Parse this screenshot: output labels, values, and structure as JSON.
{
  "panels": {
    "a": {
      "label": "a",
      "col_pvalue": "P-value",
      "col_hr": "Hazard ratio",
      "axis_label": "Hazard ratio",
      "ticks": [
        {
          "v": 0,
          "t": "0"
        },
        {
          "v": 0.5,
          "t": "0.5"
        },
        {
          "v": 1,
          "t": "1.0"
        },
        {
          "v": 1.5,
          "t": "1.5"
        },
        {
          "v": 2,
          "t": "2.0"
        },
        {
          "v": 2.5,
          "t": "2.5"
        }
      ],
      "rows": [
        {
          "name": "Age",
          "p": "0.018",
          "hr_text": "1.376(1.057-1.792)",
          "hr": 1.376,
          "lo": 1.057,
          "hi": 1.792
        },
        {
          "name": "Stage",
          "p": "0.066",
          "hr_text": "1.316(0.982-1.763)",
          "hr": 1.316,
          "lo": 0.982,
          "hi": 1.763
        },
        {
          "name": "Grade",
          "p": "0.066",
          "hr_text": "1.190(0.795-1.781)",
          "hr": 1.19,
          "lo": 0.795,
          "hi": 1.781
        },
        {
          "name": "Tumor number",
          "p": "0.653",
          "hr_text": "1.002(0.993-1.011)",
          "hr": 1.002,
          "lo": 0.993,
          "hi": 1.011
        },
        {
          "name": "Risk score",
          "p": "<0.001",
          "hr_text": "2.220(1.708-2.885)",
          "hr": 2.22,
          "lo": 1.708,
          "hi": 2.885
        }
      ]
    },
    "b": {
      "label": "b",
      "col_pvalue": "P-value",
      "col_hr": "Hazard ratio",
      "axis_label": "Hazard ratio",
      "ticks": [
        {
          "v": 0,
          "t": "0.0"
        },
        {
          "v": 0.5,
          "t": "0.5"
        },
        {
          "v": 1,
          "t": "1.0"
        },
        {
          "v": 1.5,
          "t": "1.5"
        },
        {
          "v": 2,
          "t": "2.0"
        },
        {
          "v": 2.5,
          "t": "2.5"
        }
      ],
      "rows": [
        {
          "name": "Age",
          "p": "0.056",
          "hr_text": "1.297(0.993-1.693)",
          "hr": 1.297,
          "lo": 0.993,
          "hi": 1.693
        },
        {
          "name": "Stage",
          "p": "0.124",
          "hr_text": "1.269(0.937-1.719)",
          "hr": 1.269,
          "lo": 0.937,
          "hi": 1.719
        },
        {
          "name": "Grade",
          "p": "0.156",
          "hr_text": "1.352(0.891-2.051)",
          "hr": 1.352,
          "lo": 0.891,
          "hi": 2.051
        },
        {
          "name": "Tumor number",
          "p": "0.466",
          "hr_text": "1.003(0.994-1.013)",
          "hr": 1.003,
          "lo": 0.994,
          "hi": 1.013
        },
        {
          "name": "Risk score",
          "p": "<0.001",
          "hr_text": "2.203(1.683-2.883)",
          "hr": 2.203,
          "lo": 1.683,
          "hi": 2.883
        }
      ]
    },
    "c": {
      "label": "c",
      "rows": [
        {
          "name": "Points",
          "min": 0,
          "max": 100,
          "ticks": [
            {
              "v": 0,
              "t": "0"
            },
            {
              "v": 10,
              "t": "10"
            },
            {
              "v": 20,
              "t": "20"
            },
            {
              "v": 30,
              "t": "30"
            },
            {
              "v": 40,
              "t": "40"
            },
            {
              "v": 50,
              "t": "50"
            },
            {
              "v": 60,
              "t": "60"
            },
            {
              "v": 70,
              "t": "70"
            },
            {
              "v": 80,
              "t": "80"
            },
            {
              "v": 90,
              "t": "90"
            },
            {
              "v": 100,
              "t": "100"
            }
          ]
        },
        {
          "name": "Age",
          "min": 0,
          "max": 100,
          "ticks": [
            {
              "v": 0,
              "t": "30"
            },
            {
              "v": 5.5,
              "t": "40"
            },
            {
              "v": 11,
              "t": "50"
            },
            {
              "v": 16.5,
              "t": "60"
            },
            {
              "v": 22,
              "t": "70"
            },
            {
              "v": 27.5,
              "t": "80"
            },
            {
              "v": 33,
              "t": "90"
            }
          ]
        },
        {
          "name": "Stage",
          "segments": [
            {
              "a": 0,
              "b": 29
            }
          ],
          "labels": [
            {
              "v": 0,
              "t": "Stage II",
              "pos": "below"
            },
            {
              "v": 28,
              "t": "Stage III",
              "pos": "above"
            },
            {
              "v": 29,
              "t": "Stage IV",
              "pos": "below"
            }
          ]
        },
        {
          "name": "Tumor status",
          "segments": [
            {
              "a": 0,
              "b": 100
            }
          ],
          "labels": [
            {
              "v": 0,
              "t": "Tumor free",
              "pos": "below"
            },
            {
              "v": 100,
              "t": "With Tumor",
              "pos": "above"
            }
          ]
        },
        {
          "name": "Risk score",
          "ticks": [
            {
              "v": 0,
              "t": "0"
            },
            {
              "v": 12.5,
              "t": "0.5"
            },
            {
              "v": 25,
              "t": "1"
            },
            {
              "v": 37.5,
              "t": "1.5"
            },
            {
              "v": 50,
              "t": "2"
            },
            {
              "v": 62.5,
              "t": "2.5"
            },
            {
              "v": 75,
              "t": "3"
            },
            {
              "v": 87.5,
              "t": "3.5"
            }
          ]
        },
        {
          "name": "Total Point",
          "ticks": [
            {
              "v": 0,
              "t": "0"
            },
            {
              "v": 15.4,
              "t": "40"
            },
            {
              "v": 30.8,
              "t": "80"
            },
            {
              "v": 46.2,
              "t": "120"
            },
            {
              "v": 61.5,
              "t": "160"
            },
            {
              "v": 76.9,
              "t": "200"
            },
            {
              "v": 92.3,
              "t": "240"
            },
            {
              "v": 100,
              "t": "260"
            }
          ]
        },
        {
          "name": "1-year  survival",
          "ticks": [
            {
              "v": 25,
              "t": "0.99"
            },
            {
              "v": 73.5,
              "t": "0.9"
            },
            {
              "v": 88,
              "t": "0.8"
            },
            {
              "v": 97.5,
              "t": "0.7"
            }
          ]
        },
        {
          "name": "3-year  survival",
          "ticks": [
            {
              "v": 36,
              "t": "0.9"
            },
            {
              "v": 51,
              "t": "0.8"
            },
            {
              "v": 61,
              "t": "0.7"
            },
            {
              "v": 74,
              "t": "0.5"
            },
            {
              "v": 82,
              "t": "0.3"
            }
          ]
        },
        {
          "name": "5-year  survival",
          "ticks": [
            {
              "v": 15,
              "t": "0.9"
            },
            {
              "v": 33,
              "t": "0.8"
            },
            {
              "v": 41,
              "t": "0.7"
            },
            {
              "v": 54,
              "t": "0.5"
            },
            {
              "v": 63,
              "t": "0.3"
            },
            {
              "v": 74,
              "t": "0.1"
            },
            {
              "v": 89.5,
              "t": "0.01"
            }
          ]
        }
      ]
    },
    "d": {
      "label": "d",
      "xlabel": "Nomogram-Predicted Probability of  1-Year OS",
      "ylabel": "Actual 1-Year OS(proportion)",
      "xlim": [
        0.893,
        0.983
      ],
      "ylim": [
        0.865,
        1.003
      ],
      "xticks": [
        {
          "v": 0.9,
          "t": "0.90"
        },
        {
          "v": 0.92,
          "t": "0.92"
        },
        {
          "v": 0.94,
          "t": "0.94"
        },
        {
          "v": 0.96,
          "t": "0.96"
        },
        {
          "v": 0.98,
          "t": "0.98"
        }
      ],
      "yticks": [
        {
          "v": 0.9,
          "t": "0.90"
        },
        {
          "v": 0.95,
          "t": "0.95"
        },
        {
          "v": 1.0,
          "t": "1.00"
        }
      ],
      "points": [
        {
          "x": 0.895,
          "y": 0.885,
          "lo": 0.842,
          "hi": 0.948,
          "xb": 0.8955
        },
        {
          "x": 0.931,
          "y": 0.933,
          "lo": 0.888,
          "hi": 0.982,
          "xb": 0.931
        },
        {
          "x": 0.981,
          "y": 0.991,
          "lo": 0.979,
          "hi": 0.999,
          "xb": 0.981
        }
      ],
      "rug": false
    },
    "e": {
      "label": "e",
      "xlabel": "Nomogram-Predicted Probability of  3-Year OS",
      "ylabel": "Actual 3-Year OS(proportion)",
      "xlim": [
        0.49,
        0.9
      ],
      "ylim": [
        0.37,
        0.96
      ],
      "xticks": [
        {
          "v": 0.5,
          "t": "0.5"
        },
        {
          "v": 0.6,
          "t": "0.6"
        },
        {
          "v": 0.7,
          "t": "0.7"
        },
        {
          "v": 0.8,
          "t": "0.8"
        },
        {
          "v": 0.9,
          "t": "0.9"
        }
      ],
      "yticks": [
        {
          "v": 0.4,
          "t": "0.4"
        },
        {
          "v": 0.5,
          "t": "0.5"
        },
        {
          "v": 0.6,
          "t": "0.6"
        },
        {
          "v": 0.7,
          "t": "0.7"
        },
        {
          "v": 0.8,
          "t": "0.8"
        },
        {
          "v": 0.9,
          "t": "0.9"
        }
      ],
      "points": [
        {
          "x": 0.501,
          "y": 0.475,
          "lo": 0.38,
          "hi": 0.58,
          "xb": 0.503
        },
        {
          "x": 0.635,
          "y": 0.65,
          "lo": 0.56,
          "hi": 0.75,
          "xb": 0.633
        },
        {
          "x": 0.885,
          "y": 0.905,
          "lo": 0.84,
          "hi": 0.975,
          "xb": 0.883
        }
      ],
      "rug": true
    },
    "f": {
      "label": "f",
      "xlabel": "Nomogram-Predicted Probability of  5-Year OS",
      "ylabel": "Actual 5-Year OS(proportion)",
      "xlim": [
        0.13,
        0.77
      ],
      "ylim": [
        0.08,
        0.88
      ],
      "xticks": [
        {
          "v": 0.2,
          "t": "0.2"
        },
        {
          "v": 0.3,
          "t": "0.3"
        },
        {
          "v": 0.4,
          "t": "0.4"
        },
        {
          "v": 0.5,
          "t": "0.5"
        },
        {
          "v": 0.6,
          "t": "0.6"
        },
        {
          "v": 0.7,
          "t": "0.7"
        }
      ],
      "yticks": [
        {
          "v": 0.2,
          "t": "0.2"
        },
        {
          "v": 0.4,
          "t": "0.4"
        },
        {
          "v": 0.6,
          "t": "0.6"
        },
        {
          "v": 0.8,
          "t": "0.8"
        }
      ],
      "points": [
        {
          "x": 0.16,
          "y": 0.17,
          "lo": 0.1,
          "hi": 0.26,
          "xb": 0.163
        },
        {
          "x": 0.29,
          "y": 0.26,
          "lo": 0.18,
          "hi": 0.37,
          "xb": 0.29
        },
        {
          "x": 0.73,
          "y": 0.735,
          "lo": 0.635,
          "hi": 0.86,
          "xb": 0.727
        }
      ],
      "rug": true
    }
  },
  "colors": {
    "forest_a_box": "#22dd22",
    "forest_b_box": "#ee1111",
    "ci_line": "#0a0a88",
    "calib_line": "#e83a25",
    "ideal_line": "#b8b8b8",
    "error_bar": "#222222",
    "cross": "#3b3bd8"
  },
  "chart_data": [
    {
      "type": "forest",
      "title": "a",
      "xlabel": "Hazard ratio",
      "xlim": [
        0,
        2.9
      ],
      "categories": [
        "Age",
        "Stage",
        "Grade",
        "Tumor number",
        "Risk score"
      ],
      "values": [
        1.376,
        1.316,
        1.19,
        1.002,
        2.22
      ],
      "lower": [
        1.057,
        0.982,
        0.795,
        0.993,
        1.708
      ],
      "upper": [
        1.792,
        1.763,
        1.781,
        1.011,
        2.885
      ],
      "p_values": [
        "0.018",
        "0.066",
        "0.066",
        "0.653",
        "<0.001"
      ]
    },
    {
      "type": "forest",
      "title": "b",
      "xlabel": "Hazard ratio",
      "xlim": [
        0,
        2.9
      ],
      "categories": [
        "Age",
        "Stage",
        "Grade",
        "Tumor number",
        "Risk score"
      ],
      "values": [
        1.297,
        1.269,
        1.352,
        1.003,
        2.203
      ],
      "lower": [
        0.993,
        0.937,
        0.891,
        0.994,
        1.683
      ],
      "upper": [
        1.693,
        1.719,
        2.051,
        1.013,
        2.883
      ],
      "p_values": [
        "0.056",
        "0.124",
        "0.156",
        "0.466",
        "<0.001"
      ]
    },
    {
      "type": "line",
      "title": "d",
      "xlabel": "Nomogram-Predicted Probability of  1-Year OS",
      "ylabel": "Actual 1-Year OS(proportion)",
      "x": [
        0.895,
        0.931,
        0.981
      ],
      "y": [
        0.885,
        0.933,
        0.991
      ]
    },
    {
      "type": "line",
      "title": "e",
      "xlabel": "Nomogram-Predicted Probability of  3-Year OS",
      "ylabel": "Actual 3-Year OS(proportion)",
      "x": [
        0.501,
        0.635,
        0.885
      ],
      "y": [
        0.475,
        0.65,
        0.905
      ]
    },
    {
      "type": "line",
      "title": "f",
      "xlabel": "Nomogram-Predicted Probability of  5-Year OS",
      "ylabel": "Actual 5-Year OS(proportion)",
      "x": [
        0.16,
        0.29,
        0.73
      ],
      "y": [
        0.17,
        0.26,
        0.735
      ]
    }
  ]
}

-=-=-

### [TASK PROMPT]
From the entries, report every line in which the string "title" occurs.

### [EXERCISE ANSWER]
      "title": "a",
      "title": "b",
      "title": "d",
      "title": "e",
      "title": "f",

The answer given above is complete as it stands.